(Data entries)

--------

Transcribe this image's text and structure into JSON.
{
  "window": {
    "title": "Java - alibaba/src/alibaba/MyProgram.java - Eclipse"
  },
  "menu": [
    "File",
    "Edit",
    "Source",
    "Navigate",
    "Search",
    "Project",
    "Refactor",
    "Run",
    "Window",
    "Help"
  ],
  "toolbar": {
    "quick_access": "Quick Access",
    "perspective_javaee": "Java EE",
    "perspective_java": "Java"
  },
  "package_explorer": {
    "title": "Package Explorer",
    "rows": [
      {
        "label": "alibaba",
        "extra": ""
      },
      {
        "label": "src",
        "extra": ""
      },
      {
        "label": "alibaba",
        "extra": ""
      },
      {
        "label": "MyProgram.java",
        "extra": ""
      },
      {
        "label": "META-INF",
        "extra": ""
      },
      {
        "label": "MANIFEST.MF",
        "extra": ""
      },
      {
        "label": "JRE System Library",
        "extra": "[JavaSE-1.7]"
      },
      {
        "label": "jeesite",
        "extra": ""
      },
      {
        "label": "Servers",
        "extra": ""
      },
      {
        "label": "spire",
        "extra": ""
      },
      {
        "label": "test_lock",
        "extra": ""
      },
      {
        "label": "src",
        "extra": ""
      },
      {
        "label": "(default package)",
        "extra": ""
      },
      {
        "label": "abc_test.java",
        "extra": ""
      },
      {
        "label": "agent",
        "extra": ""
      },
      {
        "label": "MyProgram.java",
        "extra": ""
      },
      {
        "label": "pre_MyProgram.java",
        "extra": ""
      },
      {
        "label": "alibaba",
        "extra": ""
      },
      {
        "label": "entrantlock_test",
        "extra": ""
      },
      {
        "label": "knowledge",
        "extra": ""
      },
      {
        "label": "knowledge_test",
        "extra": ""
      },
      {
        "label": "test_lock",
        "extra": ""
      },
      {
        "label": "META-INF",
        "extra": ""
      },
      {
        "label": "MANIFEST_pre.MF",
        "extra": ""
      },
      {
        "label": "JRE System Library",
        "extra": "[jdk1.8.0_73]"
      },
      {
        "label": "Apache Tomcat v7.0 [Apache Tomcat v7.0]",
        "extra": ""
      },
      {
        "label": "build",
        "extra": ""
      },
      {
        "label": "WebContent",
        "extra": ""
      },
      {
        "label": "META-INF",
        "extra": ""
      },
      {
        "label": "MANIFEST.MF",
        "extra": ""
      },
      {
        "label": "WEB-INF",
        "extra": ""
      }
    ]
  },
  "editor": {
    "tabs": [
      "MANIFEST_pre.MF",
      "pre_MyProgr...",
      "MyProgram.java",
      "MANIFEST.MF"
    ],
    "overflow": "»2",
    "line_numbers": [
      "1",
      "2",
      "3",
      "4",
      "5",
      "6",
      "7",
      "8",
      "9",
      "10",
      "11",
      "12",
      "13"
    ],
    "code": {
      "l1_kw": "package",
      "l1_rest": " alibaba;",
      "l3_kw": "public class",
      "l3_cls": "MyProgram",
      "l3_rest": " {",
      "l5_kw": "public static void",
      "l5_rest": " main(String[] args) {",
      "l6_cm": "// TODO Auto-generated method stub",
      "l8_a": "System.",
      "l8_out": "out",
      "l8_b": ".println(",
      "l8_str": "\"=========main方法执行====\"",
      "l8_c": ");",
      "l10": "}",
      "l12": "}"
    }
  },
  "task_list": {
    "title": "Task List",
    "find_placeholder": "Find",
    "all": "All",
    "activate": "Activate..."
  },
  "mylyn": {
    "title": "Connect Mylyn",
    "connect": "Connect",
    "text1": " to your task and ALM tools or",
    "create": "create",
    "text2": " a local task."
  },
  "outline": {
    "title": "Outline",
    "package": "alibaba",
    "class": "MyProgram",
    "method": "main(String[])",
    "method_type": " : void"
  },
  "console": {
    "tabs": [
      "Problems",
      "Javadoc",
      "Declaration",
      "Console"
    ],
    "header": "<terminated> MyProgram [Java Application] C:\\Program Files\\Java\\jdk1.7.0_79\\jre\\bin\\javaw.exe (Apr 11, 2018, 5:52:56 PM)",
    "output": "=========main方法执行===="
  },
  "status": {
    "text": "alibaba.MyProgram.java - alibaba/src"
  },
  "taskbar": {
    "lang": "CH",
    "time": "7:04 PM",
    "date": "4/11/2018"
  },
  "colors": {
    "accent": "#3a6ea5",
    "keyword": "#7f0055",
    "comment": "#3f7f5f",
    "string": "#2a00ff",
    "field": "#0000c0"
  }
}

--------

- Problem:
Write the listing out again, exactly as shown above.

- Task answer:
Transcribe this image's text and structure into JSON.
{
  "window": {
    "title": "Java - alibaba/src/alibaba/MyProgram.java - Eclipse"
  },
  "menu": [
    "File",
    "Edit",
    "Source",
    "Navigate",
    "Search",
    "Project",
    "Refactor",
    "Run",
    "Window",
    "Help"
  ],
  "toolbar": {
    "quick_access": "Quick Access",
    "perspective_javaee": "Java EE",
    "perspective_java": "Java"
  },
  "package_explorer": {
    "title": "Package Explorer",
    "rows": [
      {
        "label": "alibaba",
        "extra": ""
      },
      {
        "label": "src",
        "extra": ""
      },
      {
        "label": "alibaba",
        "extra": ""
      },
      {
        "label": "MyProgram.java",
        "extra": ""
      },
      {
        "label": "META-INF",
        "extra": ""
      },
      {
        "label": "MANIFEST.MF",
        "extra": ""
      },
      {
        "label": "JRE System Library",
        "extra": "[JavaSE-1.7]"
      },
      {
        "label": "jeesite",
        "extra": ""
      },
      {
        "label": "Servers",
        "extra": ""
      },
      {
        "label": "spire",
        "extra": ""
      },
      {
        "label": "test_lock",
        "extra": ""
      },
      {
        "label": "src",
        "extra": ""
      },
      {
        "label": "(default package)",
        "extra": ""
      },
      {
        "label": "abc_test.java",
        "extra": ""
      },
      {
        "label": "agent",
        "extra": ""
      },
      {
        "label": "MyProgram.java",
        "extra": ""
      },
      {
        "label": "pre_MyProgram.java",
        "extra": ""
      },
      {
        "label": "alibaba",
        "extra": ""
      },
      {
        "label": "entrantlock_test",
        "extra": ""
      },
      {
        "label": "knowledge",
        "extra": ""
      },
      {
        "label": "knowledge_test",
        "extra": ""
      },
      {
        "label": "test_lock",
        "extra": ""
      },
      {
        "label": "META-INF",
        "extra": ""
      },
      {
        "label": "MANIFEST_pre.MF",
        "extra": ""
      },
      {
        "label": "JRE System Library",
        "extra": "[jdk1.8.0_73]"
      },
      {
        "label": "Apache Tomcat v7.0 [Apache Tomcat v7.0]",
        "extra": ""
      },
      {
        "label": "build",
        "extra": ""
      },
      {
        "label": "WebContent",
        "extra": ""
      },
      {
        "label": "META-INF",
        "extra": ""
      },
      {
        "label": "MANIFEST.MF",
        "extra": ""
      },
      {
        "label": "WEB-INF",
        "extra": ""
      }
    ]
  },
  "editor": {
    "tabs": [
      "MANIFEST_pre.MF",
      "pre_MyProgr...",
      "MyProgram.java",
      "MANIFEST.MF"
    ],
    "overflow": "»2",
    "line_numbers": [
      "1",
      "2",
      "3",
      "4",
      "5",
      "6",
      "7",
      "8",
      "9",
      "10",
      "11",
      "12",
      "13"
    ],
    "code": {
      "l1_kw": "package",
      "l1_rest": " alibaba;",
      "l3_kw": "public class",
      "l3_cls": "MyProgram",
      "l3_rest": " {",
      "l5_kw": "public static void",
      "l5_rest": " main(String[] args) {",
      "l6_cm": "// TODO Auto-generated method stub",
      "l8_a": "System.",
      "l8_out": "out",
      "l8_b": ".println(",
      "l8_str": "\"=========main方法执行====\"",
      "l8_c": ");",
      "l10": "}",
      "l12": "}"
    }
  },
  "task_list": {
    "title": "Task List",
    "find_placeholder": "Find",
    "all": "All",
    "activate": "Activate..."
  },
  "mylyn": {
    "title": "Connect Mylyn",
    "connect": "Connect",
    "text1": " to your task and ALM tools or",
    "create": "create",
    "text2": " a local task."
  },
  "outline": {
    "title": "Outline",
    "package": "alibaba",
    "class": "MyProgram",
    "method": "main(String[])",
    "method_type": " : void"
  },
  "console": {
    "tabs": [
      "Problems",
      "Javadoc",
      "Declaration",
      "Console"
    ],
    "header": "<terminated> MyProgram [Java Application] C:\\Program Files\\Java\\jdk1.7.0_79\\jre\\bin\\javaw.exe (Apr 11, 2018, 5:52:56 PM)",
    "output": "=========main方法执行===="
  },
  "status": {
    "text": "alibaba.MyProgram.java - alibaba/src"
  },
  "taskbar": {
    "lang": "CH",
    "time": "7:04 PM",
    "date": "4/11/2018"
  },
  "colors": {
    "accent": "#3a6ea5",
    "keyword": "#7f0055",
    "comment": "#3f7f5f",
    "string": "#2a00ff",
    "field": "#0000c0"
  }
}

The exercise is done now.